[BEGIN Available data]
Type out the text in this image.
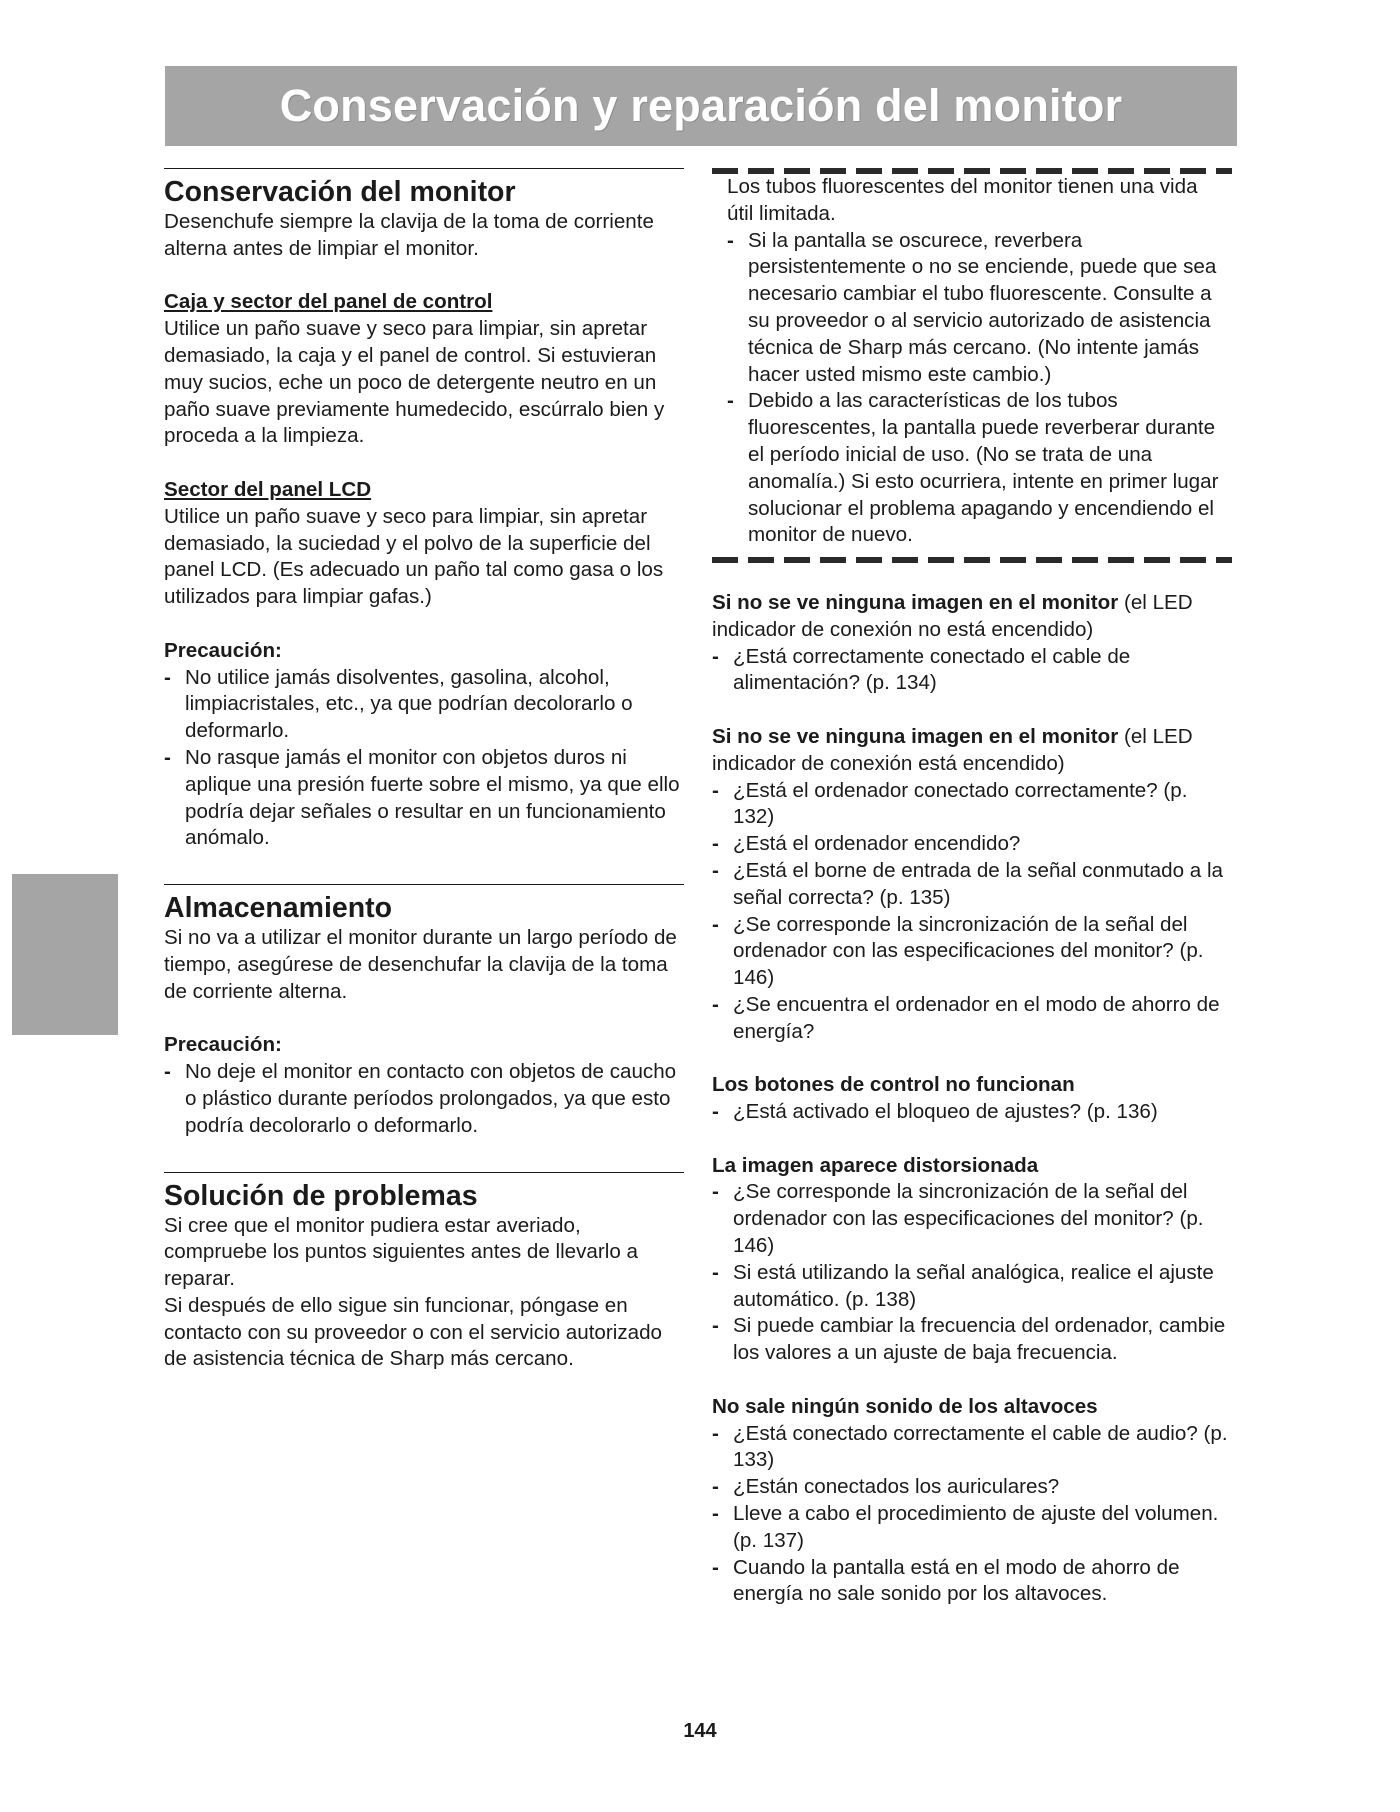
Conservación y reparación del monitor
Conservación del monitor

Desenchufe siempre la clavija de la toma de corriente alterna antes de limpiar el monitor.

Caja y sector del panel de control

Utilice un paño suave y seco para limpiar, sin apretar demasiado, la caja y el panel de control. Si estuvieran muy sucios, eche un poco de detergente neutro en un paño suave previamente humedecido, escúrralo bien y proceda a la limpieza.

Sector del panel LCD

Utilice un paño suave y seco para limpiar, sin apretar demasiado, la suciedad y el polvo de la superficie del panel LCD. (Es adecuado un paño tal como gasa o los utilizados para limpiar gafas.)

Precaución:

- No utilice jamás disolventes, gasolina, alcohol, limpiacristales, etc., ya que podrían decolorarlo o deformarlo.
- No rasque jamás el monitor con objetos duros ni aplique una presión fuerte sobre el mismo, ya que ello podría dejar señales o resultar en un funcionamiento anómalo.
Almacenamiento

Si no va a utilizar el monitor durante un largo período de tiempo, asegúrese de desenchufar la clavija de la toma de corriente alterna.

Precaución:

- No deje el monitor en contacto con objetos de caucho o plástico durante períodos prolongados, ya que esto podría decolorarlo o deformarlo.
Solución de problemas

Si cree que el monitor pudiera estar averiado, compruebe los puntos siguientes antes de llevarlo a reparar.

Si después de ello sigue sin funcionar, póngase en contacto con su proveedor o con el servicio autorizado de asistencia técnica de Sharp más cercano.

Los tubos fluorescentes del monitor tienen una vida útil limitada.

- Si la pantalla se oscurece, reverbera persistentemente o no se enciende, puede que sea necesario cambiar el tubo fluorescente. Consulte a su proveedor o al servicio autorizado de asistencia técnica de Sharp más cercano. (No intente jamás hacer usted mismo este cambio.)
- Debido a las características de los tubos fluorescentes, la pantalla puede reverberar durante el período inicial de uso. (No se trata de una anomalía.) Si esto ocurriera, intente en primer lugar solucionar el problema apagando y encendiendo el monitor de nuevo.

Si no se ve ninguna imagen en el monitor (el LED indicador de conexión no está encendido)

- ¿Está correctamente conectado el cable de alimentación? (p. 134)

Si no se ve ninguna imagen en el monitor (el LED indicador de conexión está encendido)

- ¿Está el ordenador conectado correctamente? (p. 132)
- ¿Está el ordenador encendido?
- ¿Está el borne de entrada de la señal conmutado a la señal correcta? (p. 135)
- ¿Se corresponde la sincronización de la señal del ordenador con las especificaciones del monitor? (p. 146)
- ¿Se encuentra el ordenador en el modo de ahorro de energía?

Los botones de control no funcionan

- ¿Está activado el bloqueo de ajustes? (p. 136)

La imagen aparece distorsionada

- ¿Se corresponde la sincronización de la señal del ordenador con las especificaciones del monitor? (p. 146)
- Si está utilizando la señal analógica, realice el ajuste automático. (p. 138)
- Si puede cambiar la frecuencia del ordenador, cambie los valores a un ajuste de baja frecuencia.

No sale ningún sonido de los altavoces

- ¿Está conectado correctamente el cable de audio? (p. 133)
- ¿Están conectados los auriculares?
- Lleve a cabo el procedimiento de ajuste del volumen. (p. 137)
- Cuando la pantalla está en el modo de ahorro de energía no sale sonido por los altavoces.
144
[END Available data]
» **Your objective**:
Omit the pictures and output all of the other material exactly.

» **Exercise result**:
Type out the text in this image.
Conservación y reparación del monitor
Conservación del monitor

Desenchufe siempre la clavija de la toma de corriente alterna antes de limpiar el monitor.

Caja y sector del panel de control

Utilice un paño suave y seco para limpiar, sin apretar demasiado, la caja y el panel de control. Si estuvieran muy sucios, eche un poco de detergente neutro en un paño suave previamente humedecido, escúrralo bien y proceda a la limpieza.

Sector del panel LCD

Utilice un paño suave y seco para limpiar, sin apretar demasiado, la suciedad y el polvo de la superficie del panel LCD. (Es adecuado un paño tal como gasa o los utilizados para limpiar gafas.)

Precaución:

- No utilice jamás disolventes, gasolina, alcohol, limpiacristales, etc., ya que podrían decolorarlo o deformarlo.
- No rasque jamás el monitor con objetos duros ni aplique una presión fuerte sobre el mismo, ya que ello podría dejar señales o resultar en un funcionamiento anómalo.
Almacenamiento

Si no va a utilizar el monitor durante un largo período de tiempo, asegúrese de desenchufar la clavija de la toma de corriente alterna.

Precaución:

- No deje el monitor en contacto con objetos de caucho o plástico durante períodos prolongados, ya que esto podría decolorarlo o deformarlo.
Solución de problemas

Si cree que el monitor pudiera estar averiado, compruebe los puntos siguientes antes de llevarlo a reparar.

Si después de ello sigue sin funcionar, póngase en contacto con su proveedor o con el servicio autorizado de asistencia técnica de Sharp más cercano.

Los tubos fluorescentes del monitor tienen una vida útil limitada.

- Si la pantalla se oscurece, reverbera persistentemente o no se enciende, puede que sea necesario cambiar el tubo fluorescente. Consulte a su proveedor o al servicio autorizado de asistencia técnica de Sharp más cercano. (No intente jamás hacer usted mismo este cambio.)
- Debido a las características de los tubos fluorescentes, la pantalla puede reverberar durante el período inicial de uso. (No se trata de una anomalía.) Si esto ocurriera, intente en primer lugar solucionar el problema apagando y encendiendo el monitor de nuevo.

Si no se ve ninguna imagen en el monitor (el LED indicador de conexión no está encendido)

- ¿Está correctamente conectado el cable de alimentación? (p. 134)

Si no se ve ninguna imagen en el monitor (el LED indicador de conexión está encendido)

- ¿Está el ordenador conectado correctamente? (p. 132)
- ¿Está el ordenador encendido?
- ¿Está el borne de entrada de la señal conmutado a la señal correcta? (p. 135)
- ¿Se corresponde la sincronización de la señal del ordenador con las especificaciones del monitor? (p. 146)
- ¿Se encuentra el ordenador en el modo de ahorro de energía?

Los botones de control no funcionan

- ¿Está activado el bloqueo de ajustes? (p. 136)

La imagen aparece distorsionada

- ¿Se corresponde la sincronización de la señal del ordenador con las especificaciones del monitor? (p. 146)
- Si está utilizando la señal analógica, realice el ajuste automático. (p. 138)
- Si puede cambiar la frecuencia del ordenador, cambie los valores a un ajuste de baja frecuencia.

No sale ningún sonido de los altavoces

- ¿Está conectado correctamente el cable de audio? (p. 133)
- ¿Están conectados los auriculares?
- Lleve a cabo el procedimiento de ajuste del volumen. (p. 137)
- Cuando la pantalla está en el modo de ahorro de energía no sale sonido por los altavoces.
144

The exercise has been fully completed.